## Required work
Each line of the material below should be reproduced exactly.
Start of Extracted information
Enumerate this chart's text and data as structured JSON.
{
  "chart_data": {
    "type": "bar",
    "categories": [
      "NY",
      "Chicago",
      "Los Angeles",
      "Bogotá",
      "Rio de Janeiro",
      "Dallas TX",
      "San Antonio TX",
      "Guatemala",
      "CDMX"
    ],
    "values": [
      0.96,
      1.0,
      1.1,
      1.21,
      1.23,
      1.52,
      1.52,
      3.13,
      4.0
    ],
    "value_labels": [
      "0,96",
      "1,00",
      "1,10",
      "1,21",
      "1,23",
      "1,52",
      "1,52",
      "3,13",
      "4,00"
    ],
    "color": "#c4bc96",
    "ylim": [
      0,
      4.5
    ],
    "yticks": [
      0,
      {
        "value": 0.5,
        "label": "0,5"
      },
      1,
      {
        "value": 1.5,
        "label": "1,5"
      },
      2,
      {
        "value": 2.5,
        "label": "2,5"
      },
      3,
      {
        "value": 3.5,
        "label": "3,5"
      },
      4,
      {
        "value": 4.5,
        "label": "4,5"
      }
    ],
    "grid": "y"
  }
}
End of Extracted information
## Finished answer
Enumerate this chart's text and data as structured JSON.
{
  "chart_data": {
    "type": "bar",
    "categories": [
      "NY",
      "Chicago",
      "Los Angeles",
      "Bogotá",
      "Rio de Janeiro",
      "Dallas TX",
      "San Antonio TX",
      "Guatemala",
      "CDMX"
    ],
    "values": [
      0.96,
      1.0,
      1.1,
      1.21,
      1.23,
      1.52,
      1.52,
      3.13,
      4.0
    ],
    "value_labels": [
      "0,96",
      "1,00",
      "1,10",
      "1,21",
      "1,23",
      "1,52",
      "1,52",
      "3,13",
      "4,00"
    ],
    "color": "#c4bc96",
    "ylim": [
      0,
      4.5
    ],
    "yticks": [
      0,
      {
        "value": 0.5,
        "label": "0,5"
      },
      1,
      {
        "value": 1.5,
        "label": "1,5"
      },
      2,
      {
        "value": 2.5,
        "label": "2,5"
      },
      3,
      {
        "value": 3.5,
        "label": "3,5"
      },
      4,
      {
        "value": 4.5,
        "label": "4,5"
      }
    ],
    "grid": "y"
  }
}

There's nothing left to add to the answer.